Entries from a page text dataset
________________________

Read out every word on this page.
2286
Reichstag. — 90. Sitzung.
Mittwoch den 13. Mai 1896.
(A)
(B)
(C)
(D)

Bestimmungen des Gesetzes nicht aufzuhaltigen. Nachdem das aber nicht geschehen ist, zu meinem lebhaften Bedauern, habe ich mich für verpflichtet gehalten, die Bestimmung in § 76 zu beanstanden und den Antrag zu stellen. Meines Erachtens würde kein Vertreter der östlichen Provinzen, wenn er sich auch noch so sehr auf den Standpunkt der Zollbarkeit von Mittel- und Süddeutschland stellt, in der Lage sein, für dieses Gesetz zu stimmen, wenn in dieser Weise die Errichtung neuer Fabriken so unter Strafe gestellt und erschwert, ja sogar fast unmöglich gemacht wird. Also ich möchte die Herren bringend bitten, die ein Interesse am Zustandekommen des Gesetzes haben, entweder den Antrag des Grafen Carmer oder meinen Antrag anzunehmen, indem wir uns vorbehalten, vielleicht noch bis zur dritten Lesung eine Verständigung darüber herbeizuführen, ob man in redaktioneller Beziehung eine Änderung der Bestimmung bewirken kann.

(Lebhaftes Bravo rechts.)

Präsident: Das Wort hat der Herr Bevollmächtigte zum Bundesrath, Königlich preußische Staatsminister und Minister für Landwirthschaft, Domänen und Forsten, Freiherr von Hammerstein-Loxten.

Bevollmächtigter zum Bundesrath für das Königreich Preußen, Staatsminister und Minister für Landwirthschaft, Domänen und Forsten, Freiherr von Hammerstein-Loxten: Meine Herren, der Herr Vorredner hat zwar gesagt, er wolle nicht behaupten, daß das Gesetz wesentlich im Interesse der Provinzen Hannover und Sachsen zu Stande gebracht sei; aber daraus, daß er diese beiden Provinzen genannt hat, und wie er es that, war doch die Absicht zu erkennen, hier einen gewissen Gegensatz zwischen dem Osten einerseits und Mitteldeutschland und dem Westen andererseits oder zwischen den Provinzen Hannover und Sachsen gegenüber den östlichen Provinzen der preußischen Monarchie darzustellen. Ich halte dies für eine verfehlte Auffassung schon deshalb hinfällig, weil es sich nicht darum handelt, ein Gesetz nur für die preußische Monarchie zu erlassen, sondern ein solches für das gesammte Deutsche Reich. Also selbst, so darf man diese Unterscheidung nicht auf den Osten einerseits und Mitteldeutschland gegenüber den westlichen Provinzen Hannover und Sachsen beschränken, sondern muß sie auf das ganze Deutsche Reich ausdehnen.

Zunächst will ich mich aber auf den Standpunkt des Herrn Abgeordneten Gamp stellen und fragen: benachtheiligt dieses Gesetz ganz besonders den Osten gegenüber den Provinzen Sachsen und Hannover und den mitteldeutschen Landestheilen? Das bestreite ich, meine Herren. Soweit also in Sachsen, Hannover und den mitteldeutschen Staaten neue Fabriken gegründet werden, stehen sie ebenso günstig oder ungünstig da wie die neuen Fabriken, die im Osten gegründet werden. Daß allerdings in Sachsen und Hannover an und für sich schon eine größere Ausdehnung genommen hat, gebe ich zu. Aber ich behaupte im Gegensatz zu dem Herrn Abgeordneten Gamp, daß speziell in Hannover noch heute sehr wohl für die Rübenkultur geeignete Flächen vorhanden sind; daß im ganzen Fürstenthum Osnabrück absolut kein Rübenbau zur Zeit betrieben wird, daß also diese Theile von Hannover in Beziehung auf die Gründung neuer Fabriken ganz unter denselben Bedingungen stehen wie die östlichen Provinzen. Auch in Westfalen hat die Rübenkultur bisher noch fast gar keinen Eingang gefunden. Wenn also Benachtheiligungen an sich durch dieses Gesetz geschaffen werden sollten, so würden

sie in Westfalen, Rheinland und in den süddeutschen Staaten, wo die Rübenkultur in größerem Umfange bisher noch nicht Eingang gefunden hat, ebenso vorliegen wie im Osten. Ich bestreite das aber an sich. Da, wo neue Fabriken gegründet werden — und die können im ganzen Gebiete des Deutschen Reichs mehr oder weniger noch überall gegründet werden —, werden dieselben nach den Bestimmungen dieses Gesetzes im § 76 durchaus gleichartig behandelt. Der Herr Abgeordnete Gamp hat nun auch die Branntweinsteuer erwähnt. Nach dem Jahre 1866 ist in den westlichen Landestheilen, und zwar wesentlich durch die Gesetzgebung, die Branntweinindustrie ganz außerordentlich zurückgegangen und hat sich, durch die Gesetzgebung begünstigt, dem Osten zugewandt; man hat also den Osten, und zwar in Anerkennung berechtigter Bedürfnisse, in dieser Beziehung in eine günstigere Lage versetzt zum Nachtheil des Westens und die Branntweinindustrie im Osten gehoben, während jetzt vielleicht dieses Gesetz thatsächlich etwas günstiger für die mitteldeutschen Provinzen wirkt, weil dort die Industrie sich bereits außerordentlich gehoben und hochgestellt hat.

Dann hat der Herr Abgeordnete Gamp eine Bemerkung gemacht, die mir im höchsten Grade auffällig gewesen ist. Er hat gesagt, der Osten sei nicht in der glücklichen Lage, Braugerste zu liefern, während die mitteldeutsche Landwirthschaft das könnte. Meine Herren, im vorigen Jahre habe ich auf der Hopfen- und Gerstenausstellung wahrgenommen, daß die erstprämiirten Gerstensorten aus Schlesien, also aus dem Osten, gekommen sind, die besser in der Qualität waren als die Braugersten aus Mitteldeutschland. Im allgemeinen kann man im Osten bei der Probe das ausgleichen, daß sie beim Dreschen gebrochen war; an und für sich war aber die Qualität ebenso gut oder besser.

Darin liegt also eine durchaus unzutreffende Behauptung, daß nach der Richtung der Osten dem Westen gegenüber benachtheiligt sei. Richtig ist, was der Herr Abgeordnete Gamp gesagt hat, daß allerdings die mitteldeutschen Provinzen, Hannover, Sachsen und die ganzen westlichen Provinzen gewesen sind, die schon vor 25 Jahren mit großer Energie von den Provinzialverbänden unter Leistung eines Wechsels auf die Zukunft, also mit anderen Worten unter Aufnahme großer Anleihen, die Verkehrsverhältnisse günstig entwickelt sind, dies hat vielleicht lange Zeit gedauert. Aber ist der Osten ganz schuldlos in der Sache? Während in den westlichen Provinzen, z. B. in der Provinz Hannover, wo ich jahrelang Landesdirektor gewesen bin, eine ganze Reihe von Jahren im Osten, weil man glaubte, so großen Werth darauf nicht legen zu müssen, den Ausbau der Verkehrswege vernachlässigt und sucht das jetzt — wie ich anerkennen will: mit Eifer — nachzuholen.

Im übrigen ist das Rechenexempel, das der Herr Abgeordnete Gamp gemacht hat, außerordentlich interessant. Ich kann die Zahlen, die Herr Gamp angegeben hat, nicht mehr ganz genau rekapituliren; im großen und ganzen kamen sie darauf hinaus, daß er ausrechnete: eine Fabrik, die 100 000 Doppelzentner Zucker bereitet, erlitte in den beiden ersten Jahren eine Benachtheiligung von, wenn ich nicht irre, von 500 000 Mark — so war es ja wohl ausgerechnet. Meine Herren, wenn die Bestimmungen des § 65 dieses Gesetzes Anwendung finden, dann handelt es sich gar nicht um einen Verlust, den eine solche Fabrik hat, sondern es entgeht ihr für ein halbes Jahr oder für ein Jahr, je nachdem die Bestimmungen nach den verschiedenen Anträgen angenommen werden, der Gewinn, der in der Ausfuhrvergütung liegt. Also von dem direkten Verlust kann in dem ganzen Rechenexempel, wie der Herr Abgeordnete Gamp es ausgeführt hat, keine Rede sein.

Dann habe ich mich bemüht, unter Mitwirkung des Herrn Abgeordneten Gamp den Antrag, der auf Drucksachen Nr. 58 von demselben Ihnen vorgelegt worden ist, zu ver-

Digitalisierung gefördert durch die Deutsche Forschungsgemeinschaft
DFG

________________________

--- Work task ---
Reproduce every line of the data without changing a word.

--- Result for this exercise ---
Read out every word on this page.
2286
Reichstag. — 90. Sitzung.
Mittwoch den 13. Mai 1896.
(A)
(B)
(C)
(D)

Bestimmungen des Gesetzes nicht aufzuhaltigen. Nachdem das aber nicht geschehen ist, zu meinem lebhaften Bedauern, habe ich mich für verpflichtet gehalten, die Bestimmung in § 76 zu beanstanden und den Antrag zu stellen. Meines Erachtens würde kein Vertreter der östlichen Provinzen, wenn er sich auch noch so sehr auf den Standpunkt der Zollbarkeit von Mittel- und Süddeutschland stellt, in der Lage sein, für dieses Gesetz zu stimmen, wenn in dieser Weise die Errichtung neuer Fabriken so unter Strafe gestellt und erschwert, ja sogar fast unmöglich gemacht wird. Also ich möchte die Herren bringend bitten, die ein Interesse am Zustandekommen des Gesetzes haben, entweder den Antrag des Grafen Carmer oder meinen Antrag anzunehmen, indem wir uns vorbehalten, vielleicht noch bis zur dritten Lesung eine Verständigung darüber herbeizuführen, ob man in redaktioneller Beziehung eine Änderung der Bestimmung bewirken kann.

(Lebhaftes Bravo rechts.)

Präsident: Das Wort hat der Herr Bevollmächtigte zum Bundesrath, Königlich preußische Staatsminister und Minister für Landwirthschaft, Domänen und Forsten, Freiherr von Hammerstein-Loxten.

Bevollmächtigter zum Bundesrath für das Königreich Preußen, Staatsminister und Minister für Landwirthschaft, Domänen und Forsten, Freiherr von Hammerstein-Loxten: Meine Herren, der Herr Vorredner hat zwar gesagt, er wolle nicht behaupten, daß das Gesetz wesentlich im Interesse der Provinzen Hannover und Sachsen zu Stande gebracht sei; aber daraus, daß er diese beiden Provinzen genannt hat, und wie er es that, war doch die Absicht zu erkennen, hier einen gewissen Gegensatz zwischen dem Osten einerseits und Mitteldeutschland und dem Westen andererseits oder zwischen den Provinzen Hannover und Sachsen gegenüber den östlichen Provinzen der preußischen Monarchie darzustellen. Ich halte dies für eine verfehlte Auffassung schon deshalb hinfällig, weil es sich nicht darum handelt, ein Gesetz nur für die preußische Monarchie zu erlassen, sondern ein solches für das gesammte Deutsche Reich. Also selbst, so darf man diese Unterscheidung nicht auf den Osten einerseits und Mitteldeutschland gegenüber den westlichen Provinzen Hannover und Sachsen beschränken, sondern muß sie auf das ganze Deutsche Reich ausdehnen.

Zunächst will ich mich aber auf den Standpunkt des Herrn Abgeordneten Gamp stellen und fragen: benachtheiligt dieses Gesetz ganz besonders den Osten gegenüber den Provinzen Sachsen und Hannover und den mitteldeutschen Landestheilen? Das bestreite ich, meine Herren. Soweit also in Sachsen, Hannover und den mitteldeutschen Staaten neue Fabriken gegründet werden, stehen sie ebenso günstig oder ungünstig da wie die neuen Fabriken, die im Osten gegründet werden. Daß allerdings in Sachsen und Hannover an und für sich schon eine größere Ausdehnung genommen hat, gebe ich zu. Aber ich behaupte im Gegensatz zu dem Herrn Abgeordneten Gamp, daß speziell in Hannover noch heute sehr wohl für die Rübenkultur geeignete Flächen vorhanden sind; daß im ganzen Fürstenthum Osnabrück absolut kein Rübenbau zur Zeit betrieben wird, daß also diese Theile von Hannover in Beziehung auf die Gründung neuer Fabriken ganz unter denselben Bedingungen stehen wie die östlichen Provinzen. Auch in Westfalen hat die Rübenkultur bisher noch fast gar keinen Eingang gefunden. Wenn also Benachtheiligungen an sich durch dieses Gesetz geschaffen werden sollten, so würden

sie in Westfalen, Rheinland und in den süddeutschen Staaten, wo die Rübenkultur in größerem Umfange bisher noch nicht Eingang gefunden hat, ebenso vorliegen wie im Osten. Ich bestreite das aber an sich. Da, wo neue Fabriken gegründet werden — und die können im ganzen Gebiete des Deutschen Reichs mehr oder weniger noch überall gegründet werden —, werden dieselben nach den Bestimmungen dieses Gesetzes im § 76 durchaus gleichartig behandelt. Der Herr Abgeordnete Gamp hat nun auch die Branntweinsteuer erwähnt. Nach dem Jahre 1866 ist in den westlichen Landestheilen, und zwar wesentlich durch die Gesetzgebung, die Branntweinindustrie ganz außerordentlich zurückgegangen und hat sich, durch die Gesetzgebung begünstigt, dem Osten zugewandt; man hat also den Osten, und zwar in Anerkennung berechtigter Bedürfnisse, in dieser Beziehung in eine günstigere Lage versetzt zum Nachtheil des Westens und die Branntweinindustrie im Osten gehoben, während jetzt vielleicht dieses Gesetz thatsächlich etwas günstiger für die mitteldeutschen Provinzen wirkt, weil dort die Industrie sich bereits außerordentlich gehoben und hochgestellt hat.

Dann hat der Herr Abgeordnete Gamp eine Bemerkung gemacht, die mir im höchsten Grade auffällig gewesen ist. Er hat gesagt, der Osten sei nicht in der glücklichen Lage, Braugerste zu liefern, während die mitteldeutsche Landwirthschaft das könnte. Meine Herren, im vorigen Jahre habe ich auf der Hopfen- und Gerstenausstellung wahrgenommen, daß die erstprämiirten Gerstensorten aus Schlesien, also aus dem Osten, gekommen sind, die besser in der Qualität waren als die Braugersten aus Mitteldeutschland. Im allgemeinen kann man im Osten bei der Probe das ausgleichen, daß sie beim Dreschen gebrochen war; an und für sich war aber die Qualität ebenso gut oder besser.

Darin liegt also eine durchaus unzutreffende Behauptung, daß nach der Richtung der Osten dem Westen gegenüber benachtheiligt sei. Richtig ist, was der Herr Abgeordnete Gamp gesagt hat, daß allerdings die mitteldeutschen Provinzen, Hannover, Sachsen und die ganzen westlichen Provinzen gewesen sind, die schon vor 25 Jahren mit großer Energie von den Provinzialverbänden unter Leistung eines Wechsels auf die Zukunft, also mit anderen Worten unter Aufnahme großer Anleihen, die Verkehrsverhältnisse günstig entwickelt sind, dies hat vielleicht lange Zeit gedauert. Aber ist der Osten ganz schuldlos in der Sache? Während in den westlichen Provinzen, z. B. in der Provinz Hannover, wo ich jahrelang Landesdirektor gewesen bin, eine ganze Reihe von Jahren im Osten, weil man glaubte, so großen Werth darauf nicht legen zu müssen, den Ausbau der Verkehrswege vernachlässigt und sucht das jetzt — wie ich anerkennen will: mit Eifer — nachzuholen.

Im übrigen ist das Rechenexempel, das der Herr Abgeordnete Gamp gemacht hat, außerordentlich interessant. Ich kann die Zahlen, die Herr Gamp angegeben hat, nicht mehr ganz genau rekapituliren; im großen und ganzen kamen sie darauf hinaus, daß er ausrechnete: eine Fabrik, die 100 000 Doppelzentner Zucker bereitet, erlitte in den beiden ersten Jahren eine Benachtheiligung von, wenn ich nicht irre, von 500 000 Mark — so war es ja wohl ausgerechnet. Meine Herren, wenn die Bestimmungen des § 65 dieses Gesetzes Anwendung finden, dann handelt es sich gar nicht um einen Verlust, den eine solche Fabrik hat, sondern es entgeht ihr für ein halbes Jahr oder für ein Jahr, je nachdem die Bestimmungen nach den verschiedenen Anträgen angenommen werden, der Gewinn, der in der Ausfuhrvergütung liegt. Also von dem direkten Verlust kann in dem ganzen Rechenexempel, wie der Herr Abgeordnete Gamp es ausgeführt hat, keine Rede sein.

Dann habe ich mich bemüht, unter Mitwirkung des Herrn Abgeordneten Gamp den Antrag, der auf Drucksachen Nr. 58 von demselben Ihnen vorgelegt worden ist, zu ver-

Digitalisierung gefördert durch die Deutsche Forschungsgemeinschaft
DFG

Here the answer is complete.